DESCRIPTION OF THE TASK →
Your task is to repeat the entries word for word while leaving out the pictures.

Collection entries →
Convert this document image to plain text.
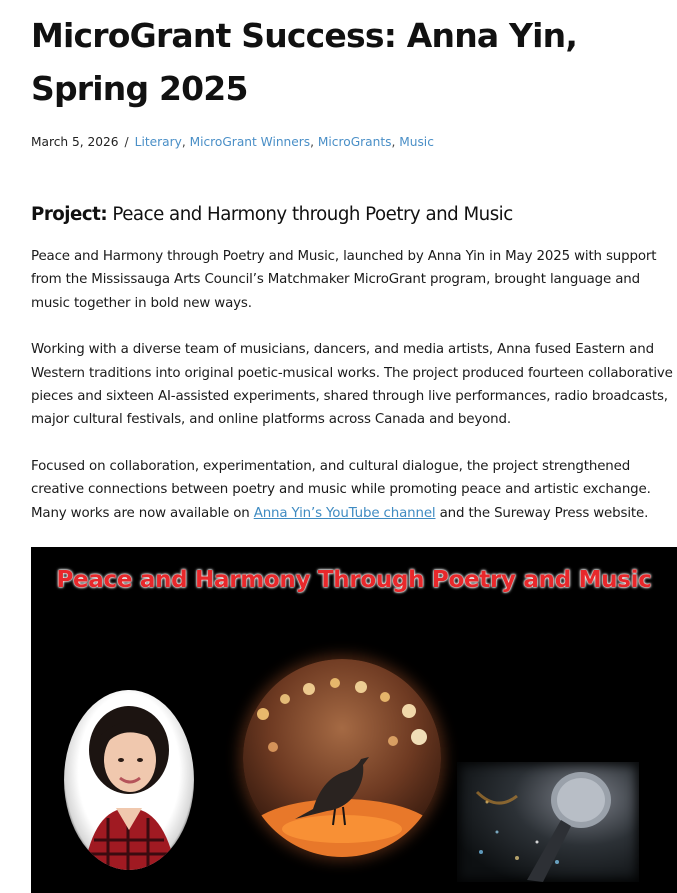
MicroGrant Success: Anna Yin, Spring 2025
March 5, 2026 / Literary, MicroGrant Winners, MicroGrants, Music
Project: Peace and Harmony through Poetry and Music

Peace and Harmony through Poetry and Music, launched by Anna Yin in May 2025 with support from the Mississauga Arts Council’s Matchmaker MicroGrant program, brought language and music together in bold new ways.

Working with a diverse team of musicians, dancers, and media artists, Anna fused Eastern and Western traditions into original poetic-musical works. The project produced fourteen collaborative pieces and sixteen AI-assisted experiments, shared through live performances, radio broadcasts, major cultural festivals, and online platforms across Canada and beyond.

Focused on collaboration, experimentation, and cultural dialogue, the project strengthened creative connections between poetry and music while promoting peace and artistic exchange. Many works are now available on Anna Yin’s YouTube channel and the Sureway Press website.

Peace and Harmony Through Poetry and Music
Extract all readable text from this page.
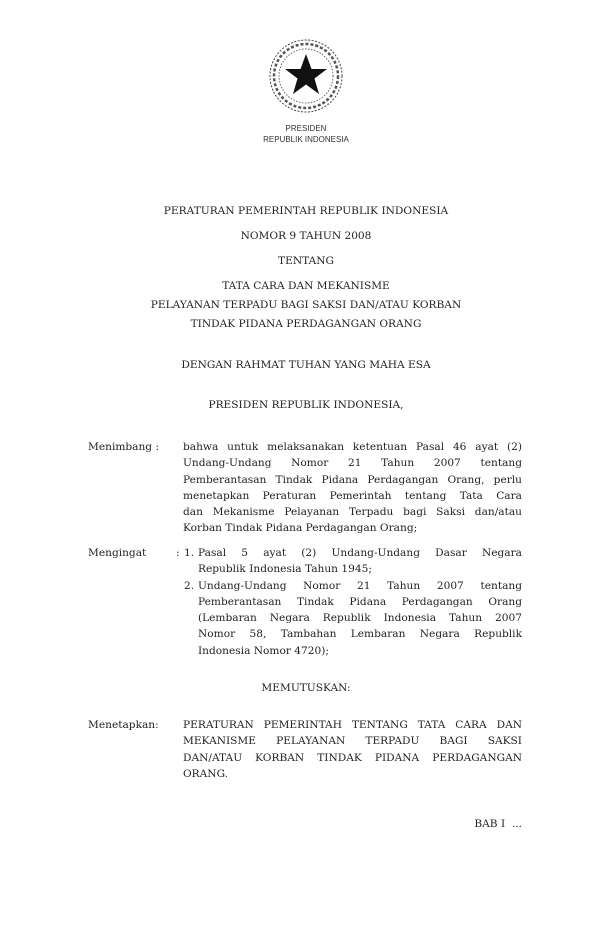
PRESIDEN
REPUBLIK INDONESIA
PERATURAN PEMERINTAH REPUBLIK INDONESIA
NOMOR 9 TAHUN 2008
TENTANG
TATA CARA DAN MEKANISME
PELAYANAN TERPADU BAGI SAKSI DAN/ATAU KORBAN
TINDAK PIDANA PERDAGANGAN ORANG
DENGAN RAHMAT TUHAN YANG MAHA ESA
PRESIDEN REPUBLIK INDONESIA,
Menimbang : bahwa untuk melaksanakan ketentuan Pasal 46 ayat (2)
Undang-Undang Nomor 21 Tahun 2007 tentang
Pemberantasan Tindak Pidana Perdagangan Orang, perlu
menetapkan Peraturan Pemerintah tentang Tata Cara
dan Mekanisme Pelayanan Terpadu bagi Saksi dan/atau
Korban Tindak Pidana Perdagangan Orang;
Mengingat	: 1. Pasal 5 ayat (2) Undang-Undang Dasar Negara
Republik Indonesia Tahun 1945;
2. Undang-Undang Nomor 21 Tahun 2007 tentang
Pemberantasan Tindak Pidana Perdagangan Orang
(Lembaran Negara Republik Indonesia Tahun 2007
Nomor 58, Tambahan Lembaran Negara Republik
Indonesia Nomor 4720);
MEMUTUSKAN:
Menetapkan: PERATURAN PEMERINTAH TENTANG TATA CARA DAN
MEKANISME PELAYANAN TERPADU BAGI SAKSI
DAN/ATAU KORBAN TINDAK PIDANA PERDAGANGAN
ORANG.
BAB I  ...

TASK OUTPUT →
Convert this document image to plain text.
MicroGrant Success: Anna Yin, Spring 2025
March 5, 2026 / Literary, MicroGrant Winners, MicroGrants, Music
Project: Peace and Harmony through Poetry and Music

Peace and Harmony through Poetry and Music, launched by Anna Yin in May 2025 with support from the Mississauga Arts Council’s Matchmaker MicroGrant program, brought language and music together in bold new ways.

Working with a diverse team of musicians, dancers, and media artists, Anna fused Eastern and Western traditions into original poetic-musical works. The project produced fourteen collaborative pieces and sixteen AI-assisted experiments, shared through live performances, radio broadcasts, major cultural festivals, and online platforms across Canada and beyond.

Focused on collaboration, experimentation, and cultural dialogue, the project strengthened creative connections between poetry and music while promoting peace and artistic exchange. Many works are now available on Anna Yin’s YouTube channel and the Sureway Press website.

Peace and Harmony Through Poetry and Music
Extract all readable text from this page.
PRESIDEN
REPUBLIK INDONESIA
PERATURAN PEMERINTAH REPUBLIK INDONESIA
NOMOR 9 TAHUN 2008
TENTANG
TATA CARA DAN MEKANISME
PELAYANAN TERPADU BAGI SAKSI DAN/ATAU KORBAN
TINDAK PIDANA PERDAGANGAN ORANG
DENGAN RAHMAT TUHAN YANG MAHA ESA
PRESIDEN REPUBLIK INDONESIA,
Menimbang : bahwa untuk melaksanakan ketentuan Pasal 46 ayat (2)
Undang-Undang Nomor 21 Tahun 2007 tentang
Pemberantasan Tindak Pidana Perdagangan Orang, perlu
menetapkan Peraturan Pemerintah tentang Tata Cara
dan Mekanisme Pelayanan Terpadu bagi Saksi dan/atau
Korban Tindak Pidana Perdagangan Orang;
Mengingat	: 1. Pasal 5 ayat (2) Undang-Undang Dasar Negara
Republik Indonesia Tahun 1945;
2. Undang-Undang Nomor 21 Tahun 2007 tentang
Pemberantasan Tindak Pidana Perdagangan Orang
(Lembaran Negara Republik Indonesia Tahun 2007
Nomor 58, Tambahan Lembaran Negara Republik
Indonesia Nomor 4720);
MEMUTUSKAN:
Menetapkan: PERATURAN PEMERINTAH TENTANG TATA CARA DAN
MEKANISME PELAYANAN TERPADU BAGI SAKSI
DAN/ATAU KORBAN TINDAK PIDANA PERDAGANGAN
ORANG.
BAB I  ...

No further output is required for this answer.